***** SOURCE RECORDS
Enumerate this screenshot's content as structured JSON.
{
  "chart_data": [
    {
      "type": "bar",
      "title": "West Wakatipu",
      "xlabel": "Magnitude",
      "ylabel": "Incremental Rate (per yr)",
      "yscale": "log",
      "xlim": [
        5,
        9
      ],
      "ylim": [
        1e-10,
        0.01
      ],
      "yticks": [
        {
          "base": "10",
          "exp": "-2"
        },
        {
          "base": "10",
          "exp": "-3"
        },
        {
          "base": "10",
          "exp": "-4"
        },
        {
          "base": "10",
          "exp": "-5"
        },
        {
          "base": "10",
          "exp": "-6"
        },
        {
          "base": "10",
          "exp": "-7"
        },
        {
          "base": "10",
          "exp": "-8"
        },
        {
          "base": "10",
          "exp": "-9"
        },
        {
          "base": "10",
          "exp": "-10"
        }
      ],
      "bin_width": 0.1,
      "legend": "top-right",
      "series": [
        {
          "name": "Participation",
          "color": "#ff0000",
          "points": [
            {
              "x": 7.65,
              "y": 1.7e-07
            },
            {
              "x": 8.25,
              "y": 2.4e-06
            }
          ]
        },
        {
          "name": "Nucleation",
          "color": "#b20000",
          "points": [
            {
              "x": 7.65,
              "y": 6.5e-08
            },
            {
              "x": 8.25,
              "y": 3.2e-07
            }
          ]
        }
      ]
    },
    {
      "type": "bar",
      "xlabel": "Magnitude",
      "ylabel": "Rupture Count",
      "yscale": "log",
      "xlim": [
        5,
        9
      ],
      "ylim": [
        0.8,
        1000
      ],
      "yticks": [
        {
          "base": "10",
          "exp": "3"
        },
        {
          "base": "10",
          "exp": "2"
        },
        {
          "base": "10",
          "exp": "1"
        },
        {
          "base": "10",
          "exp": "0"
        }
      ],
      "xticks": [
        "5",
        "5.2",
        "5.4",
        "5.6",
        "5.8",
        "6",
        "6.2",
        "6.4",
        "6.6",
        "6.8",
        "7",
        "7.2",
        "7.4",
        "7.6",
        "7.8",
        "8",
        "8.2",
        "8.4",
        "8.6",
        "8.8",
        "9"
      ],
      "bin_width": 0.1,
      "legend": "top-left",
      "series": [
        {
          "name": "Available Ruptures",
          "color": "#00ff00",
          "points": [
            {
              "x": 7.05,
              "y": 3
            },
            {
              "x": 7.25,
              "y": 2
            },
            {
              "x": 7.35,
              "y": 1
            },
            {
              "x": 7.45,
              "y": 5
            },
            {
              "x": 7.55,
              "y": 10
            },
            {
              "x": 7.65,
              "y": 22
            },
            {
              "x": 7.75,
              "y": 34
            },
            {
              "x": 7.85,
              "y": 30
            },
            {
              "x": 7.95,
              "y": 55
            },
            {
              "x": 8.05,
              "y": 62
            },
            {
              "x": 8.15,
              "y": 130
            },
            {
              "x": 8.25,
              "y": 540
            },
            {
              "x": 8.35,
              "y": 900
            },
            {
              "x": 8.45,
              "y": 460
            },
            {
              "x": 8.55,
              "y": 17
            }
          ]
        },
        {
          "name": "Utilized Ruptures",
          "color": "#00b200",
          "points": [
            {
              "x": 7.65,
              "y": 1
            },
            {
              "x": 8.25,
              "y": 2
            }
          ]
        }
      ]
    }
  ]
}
**********
Copy out all the entries shown above, character for character.

FINAL ANSWER:
Enumerate this screenshot's content as structured JSON.
{
  "chart_data": [
    {
      "type": "bar",
      "title": "West Wakatipu",
      "xlabel": "Magnitude",
      "ylabel": "Incremental Rate (per yr)",
      "yscale": "log",
      "xlim": [
        5,
        9
      ],
      "ylim": [
        1e-10,
        0.01
      ],
      "yticks": [
        {
          "base": "10",
          "exp": "-2"
        },
        {
          "base": "10",
          "exp": "-3"
        },
        {
          "base": "10",
          "exp": "-4"
        },
        {
          "base": "10",
          "exp": "-5"
        },
        {
          "base": "10",
          "exp": "-6"
        },
        {
          "base": "10",
          "exp": "-7"
        },
        {
          "base": "10",
          "exp": "-8"
        },
        {
          "base": "10",
          "exp": "-9"
        },
        {
          "base": "10",
          "exp": "-10"
        }
      ],
      "bin_width": 0.1,
      "legend": "top-right",
      "series": [
        {
          "name": "Participation",
          "color": "#ff0000",
          "points": [
            {
              "x": 7.65,
              "y": 1.7e-07
            },
            {
              "x": 8.25,
              "y": 2.4e-06
            }
          ]
        },
        {
          "name": "Nucleation",
          "color": "#b20000",
          "points": [
            {
              "x": 7.65,
              "y": 6.5e-08
            },
            {
              "x": 8.25,
              "y": 3.2e-07
            }
          ]
        }
      ]
    },
    {
      "type": "bar",
      "xlabel": "Magnitude",
      "ylabel": "Rupture Count",
      "yscale": "log",
      "xlim": [
        5,
        9
      ],
      "ylim": [
        0.8,
        1000
      ],
      "yticks": [
        {
          "base": "10",
          "exp": "3"
        },
        {
          "base": "10",
          "exp": "2"
        },
        {
          "base": "10",
          "exp": "1"
        },
        {
          "base": "10",
          "exp": "0"
        }
      ],
      "xticks": [
        "5",
        "5.2",
        "5.4",
        "5.6",
        "5.8",
        "6",
        "6.2",
        "6.4",
        "6.6",
        "6.8",
        "7",
        "7.2",
        "7.4",
        "7.6",
        "7.8",
        "8",
        "8.2",
        "8.4",
        "8.6",
        "8.8",
        "9"
      ],
      "bin_width": 0.1,
      "legend": "top-left",
      "series": [
        {
          "name": "Available Ruptures",
          "color": "#00ff00",
          "points": [
            {
              "x": 7.05,
              "y": 3
            },
            {
              "x": 7.25,
              "y": 2
            },
            {
              "x": 7.35,
              "y": 1
            },
            {
              "x": 7.45,
              "y": 5
            },
            {
              "x": 7.55,
              "y": 10
            },
            {
              "x": 7.65,
              "y": 22
            },
            {
              "x": 7.75,
              "y": 34
            },
            {
              "x": 7.85,
              "y": 30
            },
            {
              "x": 7.95,
              "y": 55
            },
            {
              "x": 8.05,
              "y": 62
            },
            {
              "x": 8.15,
              "y": 130
            },
            {
              "x": 8.25,
              "y": 540
            },
            {
              "x": 8.35,
              "y": 900
            },
            {
              "x": 8.45,
              "y": 460
            },
            {
              "x": 8.55,
              "y": 17
            }
          ]
        },
        {
          "name": "Utilized Ruptures",
          "color": "#00b200",
          "points": [
            {
              "x": 7.65,
              "y": 1
            },
            {
              "x": 8.25,
              "y": 2
            }
          ]
        }
      ]
    }
  ]
}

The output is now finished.